# [Problem]
From the entries provided below, copy each line that contains the word "Mayaguës".

═════ Provided records

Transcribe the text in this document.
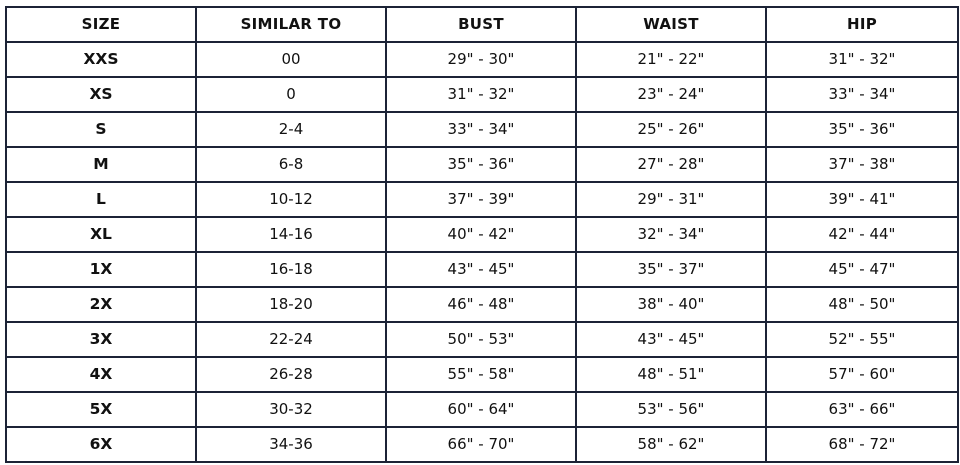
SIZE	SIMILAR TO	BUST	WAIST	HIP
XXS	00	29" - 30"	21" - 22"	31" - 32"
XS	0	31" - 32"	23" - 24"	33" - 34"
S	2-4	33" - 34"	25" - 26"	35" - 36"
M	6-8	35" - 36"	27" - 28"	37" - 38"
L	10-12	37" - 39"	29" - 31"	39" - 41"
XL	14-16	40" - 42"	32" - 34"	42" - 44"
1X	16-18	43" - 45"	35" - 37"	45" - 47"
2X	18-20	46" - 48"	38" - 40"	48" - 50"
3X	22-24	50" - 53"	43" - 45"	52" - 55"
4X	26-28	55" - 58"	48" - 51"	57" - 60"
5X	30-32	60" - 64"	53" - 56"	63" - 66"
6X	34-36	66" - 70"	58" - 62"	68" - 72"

══════════
═════ Provided records

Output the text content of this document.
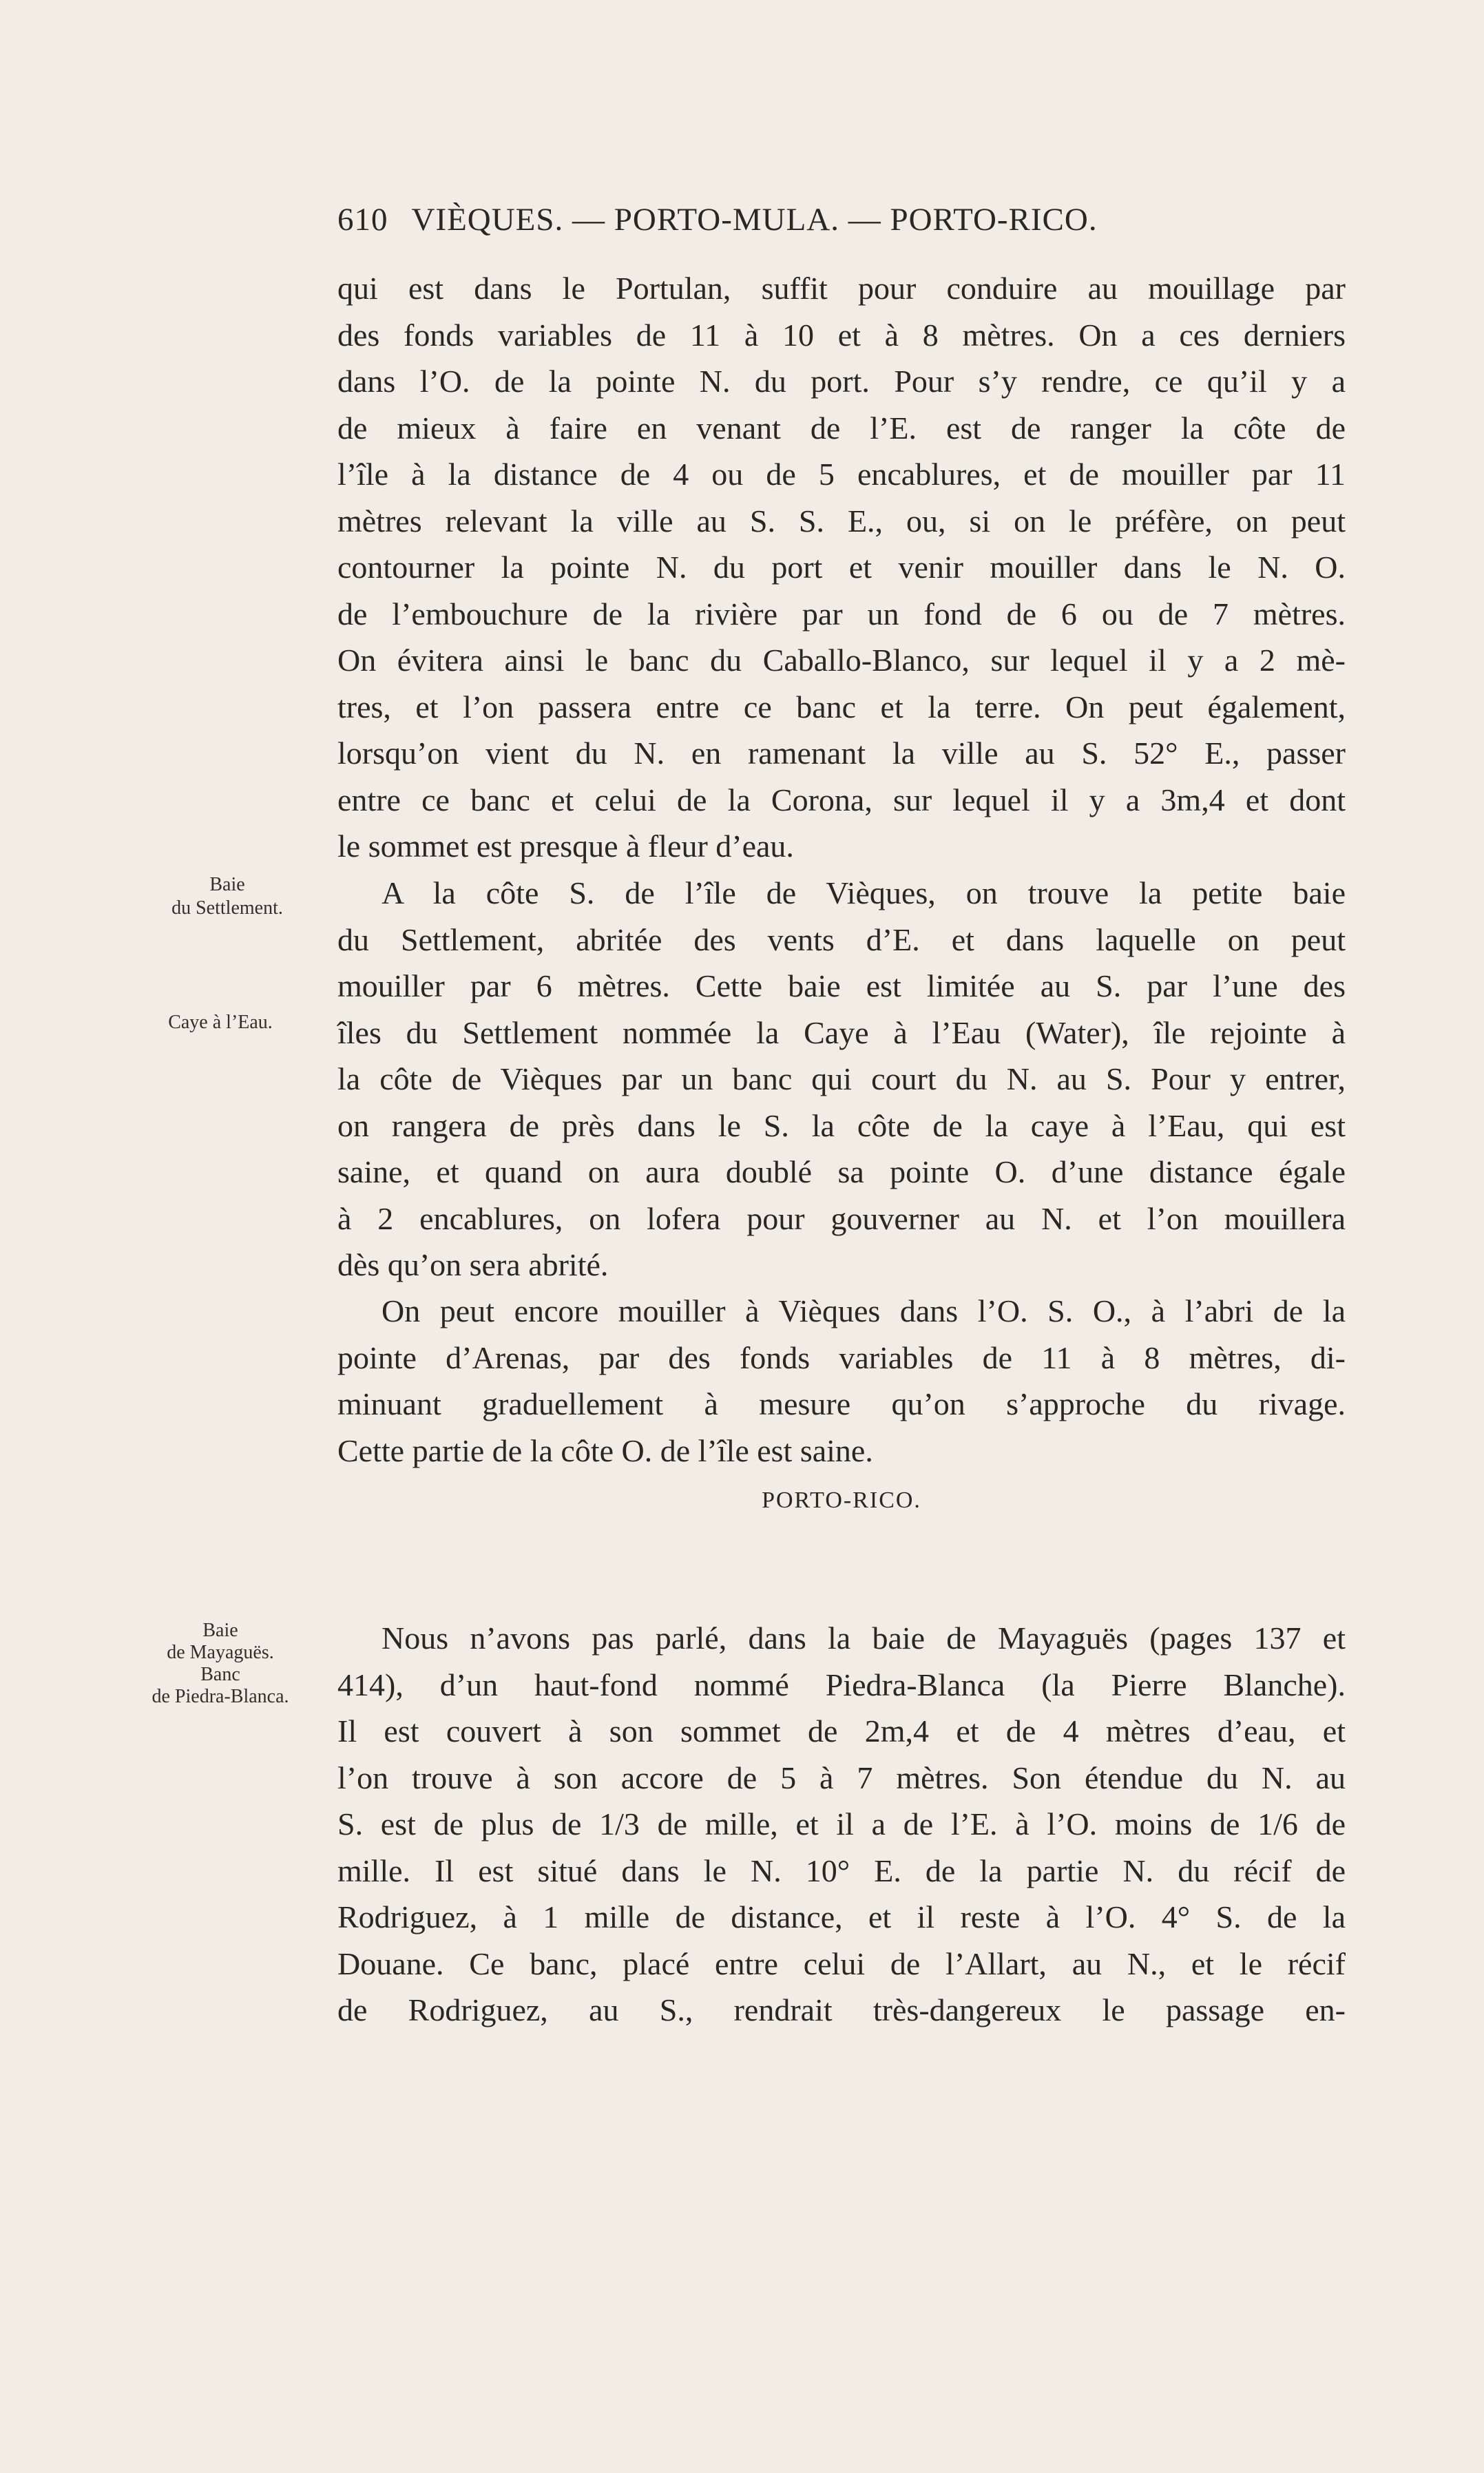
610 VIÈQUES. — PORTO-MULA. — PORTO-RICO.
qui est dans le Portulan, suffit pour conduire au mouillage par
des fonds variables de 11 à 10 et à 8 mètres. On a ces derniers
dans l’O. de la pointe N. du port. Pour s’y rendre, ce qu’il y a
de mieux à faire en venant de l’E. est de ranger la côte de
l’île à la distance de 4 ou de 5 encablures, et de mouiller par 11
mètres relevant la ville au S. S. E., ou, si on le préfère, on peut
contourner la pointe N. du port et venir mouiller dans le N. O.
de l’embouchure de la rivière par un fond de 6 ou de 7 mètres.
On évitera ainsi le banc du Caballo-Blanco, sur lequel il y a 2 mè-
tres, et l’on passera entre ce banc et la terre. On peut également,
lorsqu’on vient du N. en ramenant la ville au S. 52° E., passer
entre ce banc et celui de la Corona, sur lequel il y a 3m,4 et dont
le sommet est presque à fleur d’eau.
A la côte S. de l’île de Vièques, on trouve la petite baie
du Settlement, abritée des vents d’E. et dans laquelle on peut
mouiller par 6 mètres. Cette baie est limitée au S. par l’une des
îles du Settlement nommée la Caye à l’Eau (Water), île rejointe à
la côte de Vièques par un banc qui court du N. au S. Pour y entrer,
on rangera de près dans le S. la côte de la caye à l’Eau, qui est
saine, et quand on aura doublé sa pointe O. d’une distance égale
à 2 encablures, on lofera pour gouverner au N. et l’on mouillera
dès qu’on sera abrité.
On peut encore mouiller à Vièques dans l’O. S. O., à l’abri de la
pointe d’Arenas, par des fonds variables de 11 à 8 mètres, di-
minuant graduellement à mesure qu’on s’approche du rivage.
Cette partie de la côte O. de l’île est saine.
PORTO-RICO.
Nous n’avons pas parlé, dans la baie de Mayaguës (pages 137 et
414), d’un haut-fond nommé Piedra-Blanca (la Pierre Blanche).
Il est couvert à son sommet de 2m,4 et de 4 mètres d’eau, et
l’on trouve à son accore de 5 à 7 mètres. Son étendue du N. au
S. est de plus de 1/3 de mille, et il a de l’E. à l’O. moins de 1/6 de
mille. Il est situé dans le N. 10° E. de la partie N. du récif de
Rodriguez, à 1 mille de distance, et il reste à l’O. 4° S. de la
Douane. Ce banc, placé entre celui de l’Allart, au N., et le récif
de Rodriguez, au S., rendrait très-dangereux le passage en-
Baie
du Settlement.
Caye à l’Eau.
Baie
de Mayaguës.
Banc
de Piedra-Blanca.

══════════

# [Result of the task]
Nous n’avons pas parlé, dans la baie de Mayaguës (pages 137 et
de Mayaguës.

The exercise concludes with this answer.